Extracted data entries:
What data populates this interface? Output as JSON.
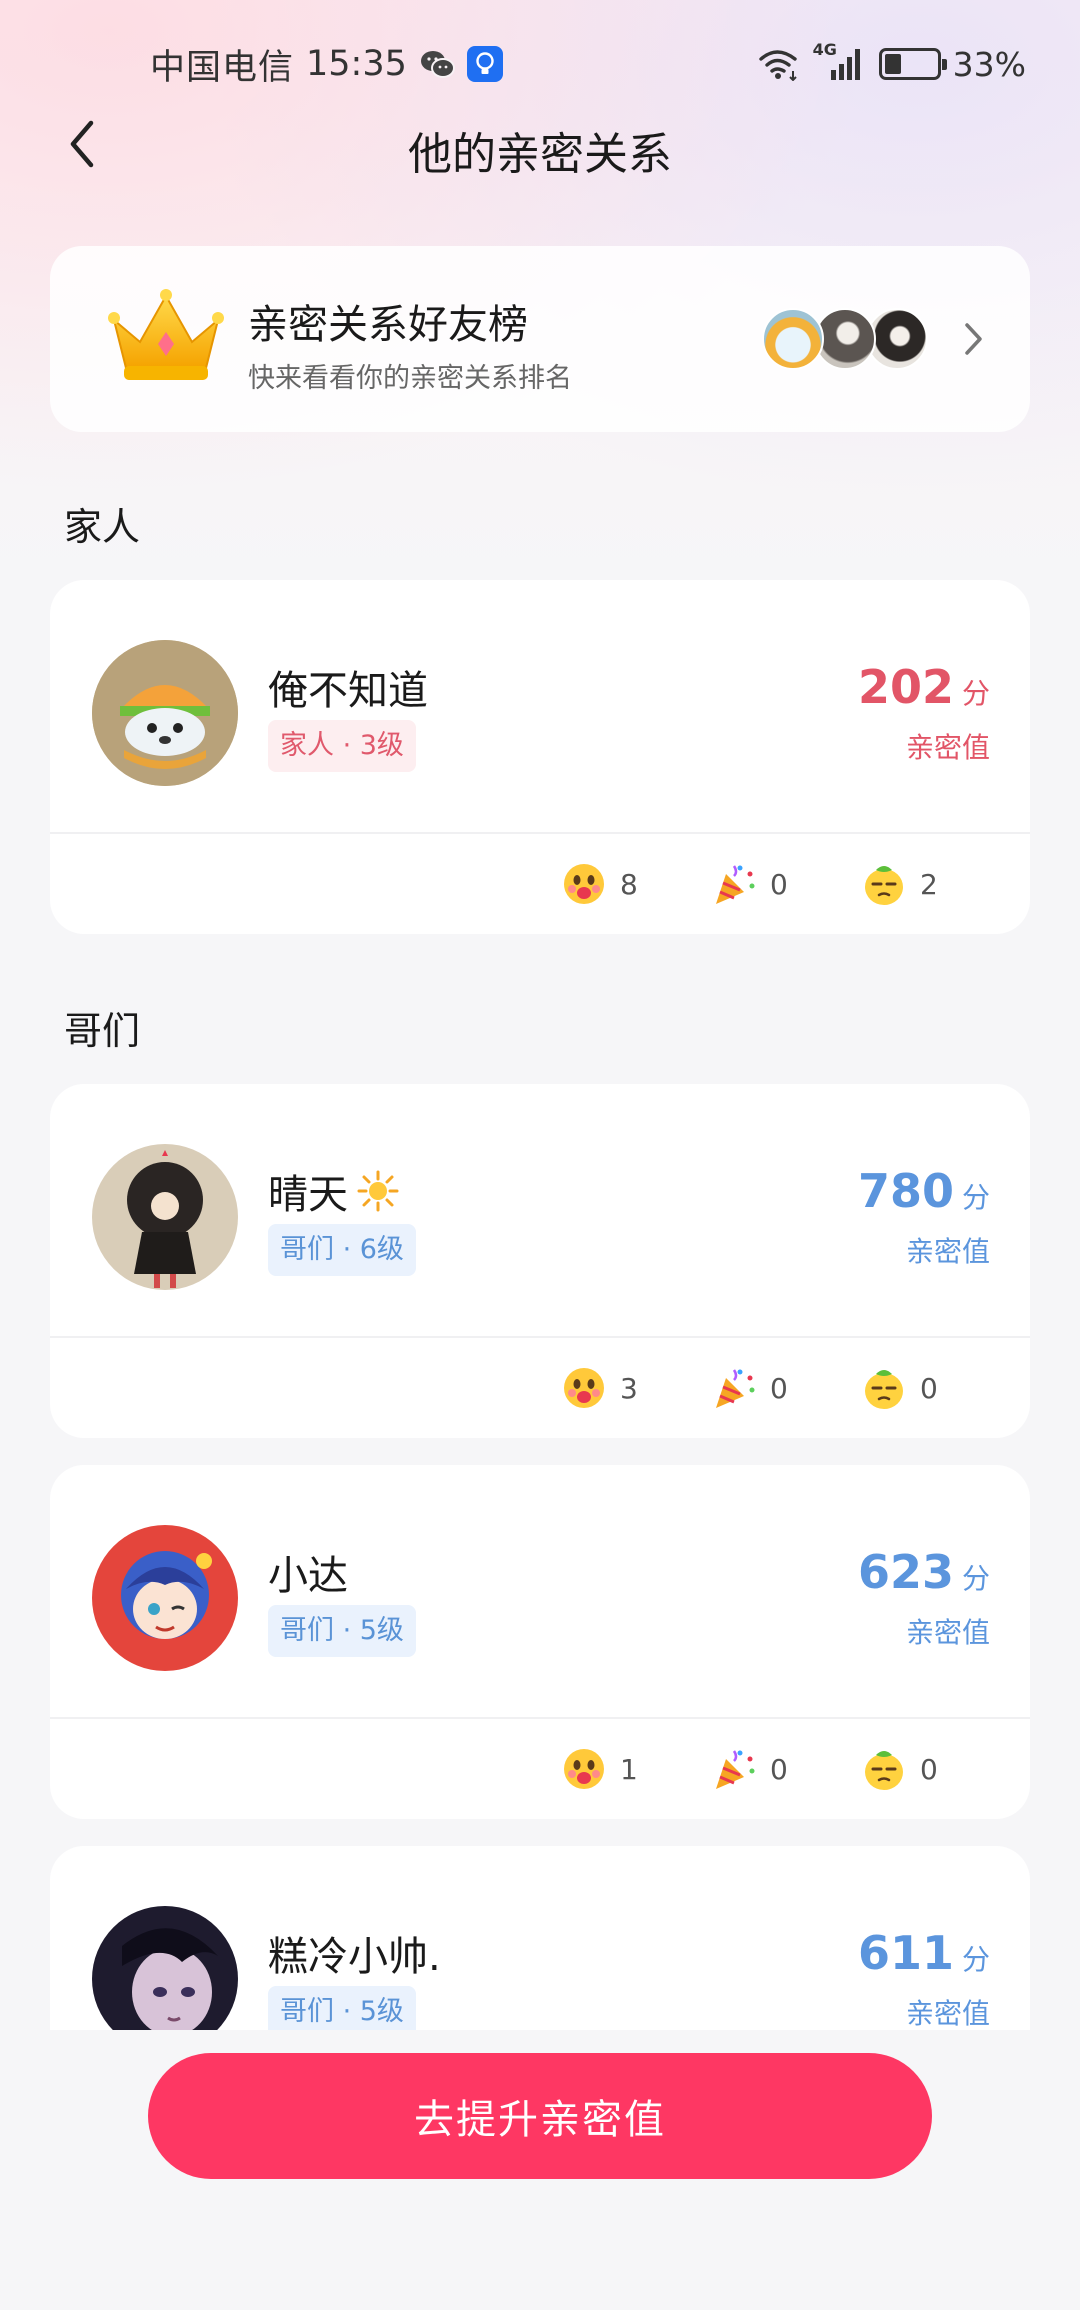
{
  "status_bar": {
    "carrier": "中国电信",
    "time": "15:35",
    "network": "4G",
    "battery_level": 0.33,
    "battery_text": "33%"
  },
  "header": {
    "title": "他的亲密关系"
  },
  "ranking": {
    "title": "亲密关系好友榜",
    "subtitle": "快来看看你的亲密关系排名"
  },
  "sections": [
    {
      "title": "家人",
      "members": [
        {
          "name": "俺不知道",
          "tag": "家人 · 3级",
          "score": "202",
          "unit": "分",
          "score_label": "亲密值",
          "counters": [
            "8",
            "0",
            "2"
          ]
        }
      ]
    },
    {
      "title": "哥们",
      "members": [
        {
          "name": "晴天",
          "tag": "哥们 · 6级",
          "score": "780",
          "unit": "分",
          "score_label": "亲密值",
          "counters": [
            "3",
            "0",
            "0"
          ]
        },
        {
          "name": "小达",
          "tag": "哥们 · 5级",
          "score": "623",
          "unit": "分",
          "score_label": "亲密值",
          "counters": [
            "1",
            "0",
            "0"
          ]
        },
        {
          "name": "糕冷小帅.",
          "tag": "哥们 · 5级",
          "score": "611",
          "unit": "分",
          "score_label": "亲密值"
        }
      ]
    }
  ],
  "cta": {
    "label": "去提升亲密值"
  },
  "colors": {
    "accent": "#fe3763",
    "family_score": "#e25567",
    "buddy_score": "#5b95dd"
  },
  "icons": {
    "counter_1": "blushing-face-icon",
    "counter_2": "party-popper-icon",
    "counter_3": "lemon-face-icon"
  }
}
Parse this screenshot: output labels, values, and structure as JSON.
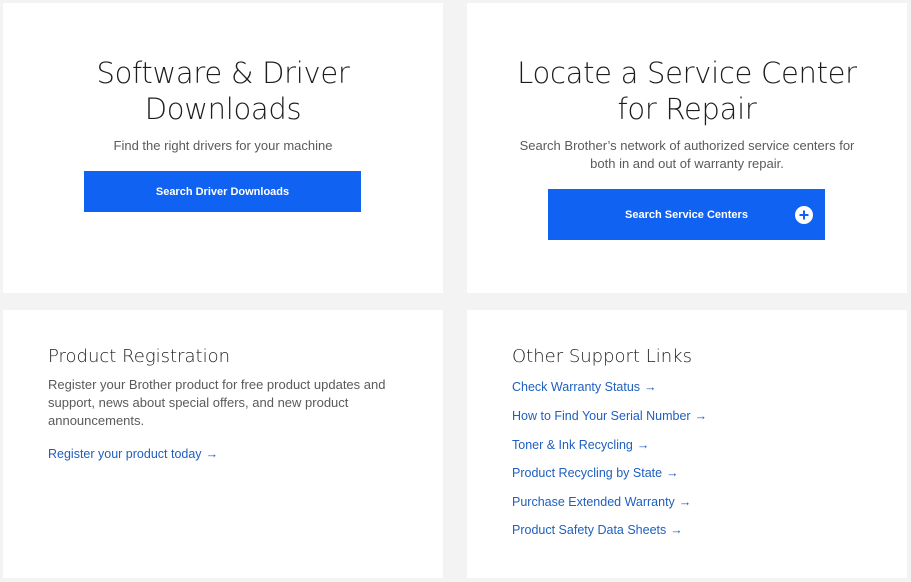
{
  "software": {
    "title_line1": "Software & Driver",
    "title_line2": "Downloads",
    "description": "Find the right drivers for your machine",
    "button_label": "Search Driver Downloads"
  },
  "service": {
    "title_line1": "Locate a Service Center",
    "title_line2": "for Repair",
    "description_line1": "Search Brother’s network of authorized service centers for",
    "description_line2": "both in and out of warranty repair.",
    "button_label": "Search Service Centers",
    "button_icon": "plus-circle-icon"
  },
  "registration": {
    "title": "Product Registration",
    "description_line1": "Register your Brother product for free product updates and",
    "description_line2": "support, news about special offers, and new product",
    "description_line3": "announcements.",
    "link_label": "Register your product today",
    "arrow": "→"
  },
  "support_links": {
    "title": "Other Support Links",
    "arrow": "→",
    "items": [
      {
        "label": "Check Warranty Status"
      },
      {
        "label": "How to Find Your Serial Number"
      },
      {
        "label": "Toner & Ink Recycling"
      },
      {
        "label": "Product Recycling by State"
      },
      {
        "label": "Purchase Extended Warranty"
      },
      {
        "label": "Product Safety Data Sheets"
      }
    ]
  },
  "colors": {
    "button": "#0f62f2",
    "link": "#1f5fbf",
    "page_bg": "#f3f3f4"
  }
}
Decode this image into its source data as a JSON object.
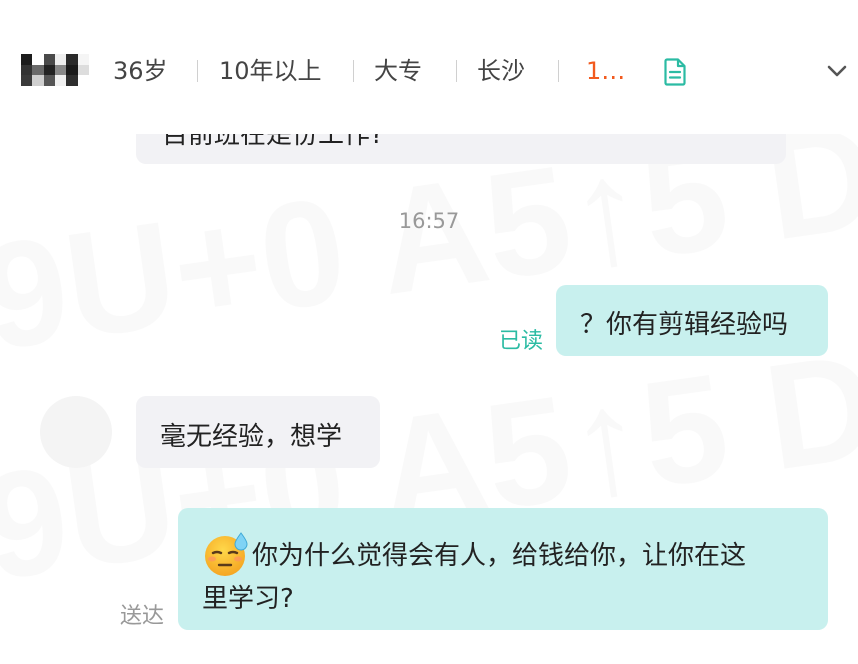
{
  "header": {
    "age": "36岁",
    "experience": "10年以上",
    "education": "大专",
    "city": "长沙",
    "salary_truncated": "1…",
    "icons": {
      "resume": "document-icon",
      "expand": "chevron-down-icon"
    }
  },
  "messages": {
    "partial_text": "目前班在是份工作?",
    "timestamp": "16:57",
    "read_status": "已读",
    "mine1": "？你有剪辑经验吗",
    "other1": "毫无经验，想学",
    "mine2_line1": "你为什么觉得会有人，给钱给你，让你在这",
    "mine2_line2": "里学习?",
    "mine2_emoji": "sweat-emoji",
    "sent_status": "送达"
  },
  "colors": {
    "accent": "#2bbba3",
    "my_bubble": "#c8f0ee",
    "their_bubble": "#f2f2f5",
    "salary": "#f25a1e"
  }
}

● SET PROBLEM
Give an exact copy of the material, leaving out every picture.

● ANSWER FOR THIS EXERCISE
What data populates this interface? Output as JSON.
{
  "status_bar": {
    "carrier": "中国电信",
    "time": "15:35",
    "network": "4G",
    "battery_level": 0.33,
    "battery_text": "33%"
  },
  "header": {
    "title": "他的亲密关系"
  },
  "ranking": {
    "title": "亲密关系好友榜",
    "subtitle": "快来看看你的亲密关系排名"
  },
  "sections": [
    {
      "title": "家人",
      "members": [
        {
          "name": "俺不知道",
          "tag": "家人 · 3级",
          "score": "202",
          "unit": "分",
          "score_label": "亲密值",
          "counters": [
            "8",
            "0",
            "2"
          ]
        }
      ]
    },
    {
      "title": "哥们",
      "members": [
        {
          "name": "晴天",
          "tag": "哥们 · 6级",
          "score": "780",
          "unit": "分",
          "score_label": "亲密值",
          "counters": [
            "3",
            "0",
            "0"
          ]
        },
        {
          "name": "小达",
          "tag": "哥们 · 5级",
          "score": "623",
          "unit": "分",
          "score_label": "亲密值",
          "counters": [
            "1",
            "0",
            "0"
          ]
        },
        {
          "name": "糕冷小帅.",
          "tag": "哥们 · 5级",
          "score": "611",
          "unit": "分",
          "score_label": "亲密值"
        }
      ]
    }
  ],
  "cta": {
    "label": "去提升亲密值"
  },
  "colors": {
    "accent": "#fe3763",
    "family_score": "#e25567",
    "buddy_score": "#5b95dd"
  },
  "icons": {
    "counter_1": "blushing-face-icon",
    "counter_2": "party-popper-icon",
    "counter_3": "lemon-face-icon"
  }
}
Parse this screenshot: output labels, values, and structure as JSON.
{
  "software": {
    "title_line1": "Software & Driver",
    "title_line2": "Downloads",
    "description": "Find the right drivers for your machine",
    "button_label": "Search Driver Downloads"
  },
  "service": {
    "title_line1": "Locate a Service Center",
    "title_line2": "for Repair",
    "description_line1": "Search Brother’s network of authorized service centers for",
    "description_line2": "both in and out of warranty repair.",
    "button_label": "Search Service Centers",
    "button_icon": "plus-circle-icon"
  },
  "registration": {
    "title": "Product Registration",
    "description_line1": "Register your Brother product for free product updates and",
    "description_line2": "support, news about special offers, and new product",
    "description_line3": "announcements.",
    "link_label": "Register your product today",
    "arrow": "→"
  },
  "support_links": {
    "title": "Other Support Links",
    "arrow": "→",
    "items": [
      {
        "label": "Check Warranty Status"
      },
      {
        "label": "How to Find Your Serial Number"
      },
      {
        "label": "Toner & Ink Recycling"
      },
      {
        "label": "Product Recycling by State"
      },
      {
        "label": "Purchase Extended Warranty"
      },
      {
        "label": "Product Safety Data Sheets"
      }
    ]
  },
  "colors": {
    "button": "#0f62f2",
    "link": "#1f5fbf",
    "page_bg": "#f3f3f4"
  }
}
Decode this image into its source data as a JSON object.
{
  "header": {
    "age": "36岁",
    "experience": "10年以上",
    "education": "大专",
    "city": "长沙",
    "salary_truncated": "1…",
    "icons": {
      "resume": "document-icon",
      "expand": "chevron-down-icon"
    }
  },
  "messages": {
    "partial_text": "目前班在是份工作?",
    "timestamp": "16:57",
    "read_status": "已读",
    "mine1": "？你有剪辑经验吗",
    "other1": "毫无经验，想学",
    "mine2_line1": "你为什么觉得会有人，给钱给你，让你在这",
    "mine2_line2": "里学习?",
    "mine2_emoji": "sweat-emoji",
    "sent_status": "送达"
  },
  "colors": {
    "accent": "#2bbba3",
    "my_bubble": "#c8f0ee",
    "their_bubble": "#f2f2f5",
    "salary": "#f25a1e"
  }
}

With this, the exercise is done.